> _TASK GOAL_: Look through the data below. Pick out the lines holding the string "color".
— start —
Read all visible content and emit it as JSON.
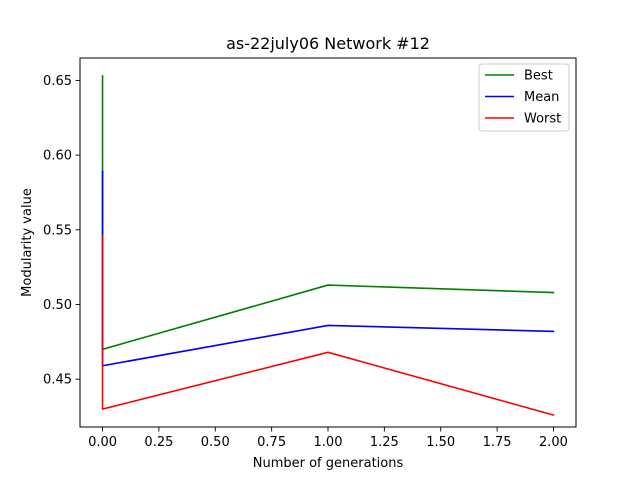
{
  "chart_data": {
    "type": "line",
    "title": "as-22july06 Network #12",
    "xlabel": "Number of generations",
    "ylabel": "Modularity value",
    "xlim": [
      -0.1,
      2.1
    ],
    "ylim": [
      0.418,
      0.665
    ],
    "x_ticks": [
      0.0,
      0.25,
      0.5,
      0.75,
      1.0,
      1.25,
      1.5,
      1.75,
      2.0
    ],
    "x_tick_labels": [
      "0.00",
      "0.25",
      "0.50",
      "0.75",
      "1.00",
      "1.25",
      "1.50",
      "1.75",
      "2.00"
    ],
    "y_ticks": [
      0.45,
      0.5,
      0.55,
      0.6,
      0.65
    ],
    "y_tick_labels": [
      "0.45",
      "0.50",
      "0.55",
      "0.60",
      "0.65"
    ],
    "grid": false,
    "legend_position": "top-right",
    "series": [
      {
        "name": "Best",
        "color": "#008000",
        "x": [
          0,
          0,
          1,
          2
        ],
        "y": [
          0.653,
          0.47,
          0.513,
          0.508
        ]
      },
      {
        "name": "Mean",
        "color": "#0000ff",
        "x": [
          0,
          0,
          1,
          2
        ],
        "y": [
          0.589,
          0.459,
          0.486,
          0.482
        ]
      },
      {
        "name": "Worst",
        "color": "#ff0000",
        "x": [
          0,
          0,
          1,
          2
        ],
        "y": [
          0.546,
          0.43,
          0.468,
          0.426
        ]
      }
    ]
  }
}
— end —
> _TASK RESPONSE_:
        "color": "#008000",
        "color": "#0000ff",
        "color": "#ff0000",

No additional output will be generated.